What is being asked: Transcribe all the records exactly and omit any images they hold.

Listing:
═══
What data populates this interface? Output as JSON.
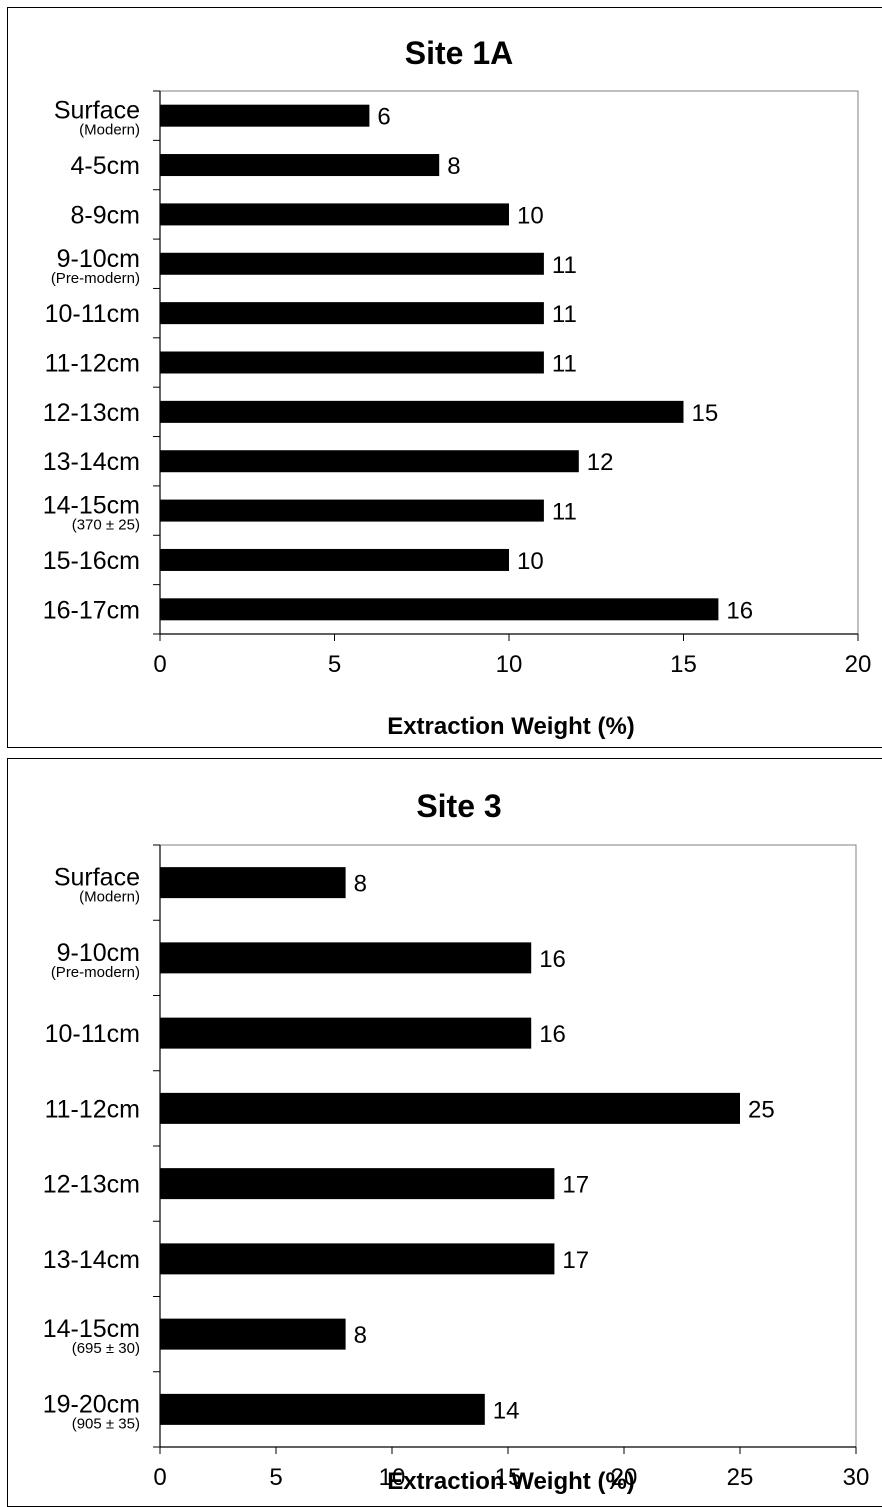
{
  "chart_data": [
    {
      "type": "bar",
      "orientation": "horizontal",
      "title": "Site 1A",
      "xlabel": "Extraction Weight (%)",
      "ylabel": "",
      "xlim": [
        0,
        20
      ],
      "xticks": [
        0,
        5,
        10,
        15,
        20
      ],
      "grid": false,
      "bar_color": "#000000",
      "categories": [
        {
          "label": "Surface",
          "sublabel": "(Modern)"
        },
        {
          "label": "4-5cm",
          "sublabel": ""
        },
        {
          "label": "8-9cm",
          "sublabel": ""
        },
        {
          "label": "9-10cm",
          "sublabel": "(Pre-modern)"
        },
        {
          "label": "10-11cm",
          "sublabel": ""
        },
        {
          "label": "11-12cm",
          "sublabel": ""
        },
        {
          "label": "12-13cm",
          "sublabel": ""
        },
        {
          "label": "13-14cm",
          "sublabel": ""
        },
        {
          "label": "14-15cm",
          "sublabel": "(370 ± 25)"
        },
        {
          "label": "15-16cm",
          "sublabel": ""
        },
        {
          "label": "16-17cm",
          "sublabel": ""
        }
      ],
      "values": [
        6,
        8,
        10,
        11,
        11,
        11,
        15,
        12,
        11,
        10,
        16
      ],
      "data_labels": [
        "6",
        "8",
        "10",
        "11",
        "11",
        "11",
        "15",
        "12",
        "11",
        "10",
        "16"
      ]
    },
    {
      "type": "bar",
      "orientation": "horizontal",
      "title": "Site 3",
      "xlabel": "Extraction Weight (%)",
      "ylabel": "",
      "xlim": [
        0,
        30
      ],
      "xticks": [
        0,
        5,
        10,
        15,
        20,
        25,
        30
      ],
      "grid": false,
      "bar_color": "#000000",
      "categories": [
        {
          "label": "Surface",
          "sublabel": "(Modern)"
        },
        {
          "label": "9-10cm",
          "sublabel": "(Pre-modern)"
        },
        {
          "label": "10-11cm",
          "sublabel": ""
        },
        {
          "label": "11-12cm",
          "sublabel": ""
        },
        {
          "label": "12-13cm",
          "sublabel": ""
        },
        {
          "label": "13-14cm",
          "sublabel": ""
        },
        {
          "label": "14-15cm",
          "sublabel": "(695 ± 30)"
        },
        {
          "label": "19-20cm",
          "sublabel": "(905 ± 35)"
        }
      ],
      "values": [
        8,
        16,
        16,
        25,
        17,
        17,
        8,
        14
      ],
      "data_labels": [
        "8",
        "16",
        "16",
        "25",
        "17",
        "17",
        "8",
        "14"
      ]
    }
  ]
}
═══
Full output:
What data populates this interface? Output as JSON.
{
  "chart_data": [
    {
      "type": "bar",
      "orientation": "horizontal",
      "title": "Site 1A",
      "xlabel": "Extraction Weight (%)",
      "ylabel": "",
      "xlim": [
        0,
        20
      ],
      "xticks": [
        0,
        5,
        10,
        15,
        20
      ],
      "grid": false,
      "bar_color": "#000000",
      "categories": [
        {
          "label": "Surface",
          "sublabel": "(Modern)"
        },
        {
          "label": "4-5cm",
          "sublabel": ""
        },
        {
          "label": "8-9cm",
          "sublabel": ""
        },
        {
          "label": "9-10cm",
          "sublabel": "(Pre-modern)"
        },
        {
          "label": "10-11cm",
          "sublabel": ""
        },
        {
          "label": "11-12cm",
          "sublabel": ""
        },
        {
          "label": "12-13cm",
          "sublabel": ""
        },
        {
          "label": "13-14cm",
          "sublabel": ""
        },
        {
          "label": "14-15cm",
          "sublabel": "(370 ± 25)"
        },
        {
          "label": "15-16cm",
          "sublabel": ""
        },
        {
          "label": "16-17cm",
          "sublabel": ""
        }
      ],
      "values": [
        6,
        8,
        10,
        11,
        11,
        11,
        15,
        12,
        11,
        10,
        16
      ],
      "data_labels": [
        "6",
        "8",
        "10",
        "11",
        "11",
        "11",
        "15",
        "12",
        "11",
        "10",
        "16"
      ]
    },
    {
      "type": "bar",
      "orientation": "horizontal",
      "title": "Site 3",
      "xlabel": "Extraction Weight (%)",
      "ylabel": "",
      "xlim": [
        0,
        30
      ],
      "xticks": [
        0,
        5,
        10,
        15,
        20,
        25,
        30
      ],
      "grid": false,
      "bar_color": "#000000",
      "categories": [
        {
          "label": "Surface",
          "sublabel": "(Modern)"
        },
        {
          "label": "9-10cm",
          "sublabel": "(Pre-modern)"
        },
        {
          "label": "10-11cm",
          "sublabel": ""
        },
        {
          "label": "11-12cm",
          "sublabel": ""
        },
        {
          "label": "12-13cm",
          "sublabel": ""
        },
        {
          "label": "13-14cm",
          "sublabel": ""
        },
        {
          "label": "14-15cm",
          "sublabel": "(695 ± 30)"
        },
        {
          "label": "19-20cm",
          "sublabel": "(905 ± 35)"
        }
      ],
      "values": [
        8,
        16,
        16,
        25,
        17,
        17,
        8,
        14
      ],
      "data_labels": [
        "8",
        "16",
        "16",
        "25",
        "17",
        "17",
        "8",
        "14"
      ]
    }
  ]
}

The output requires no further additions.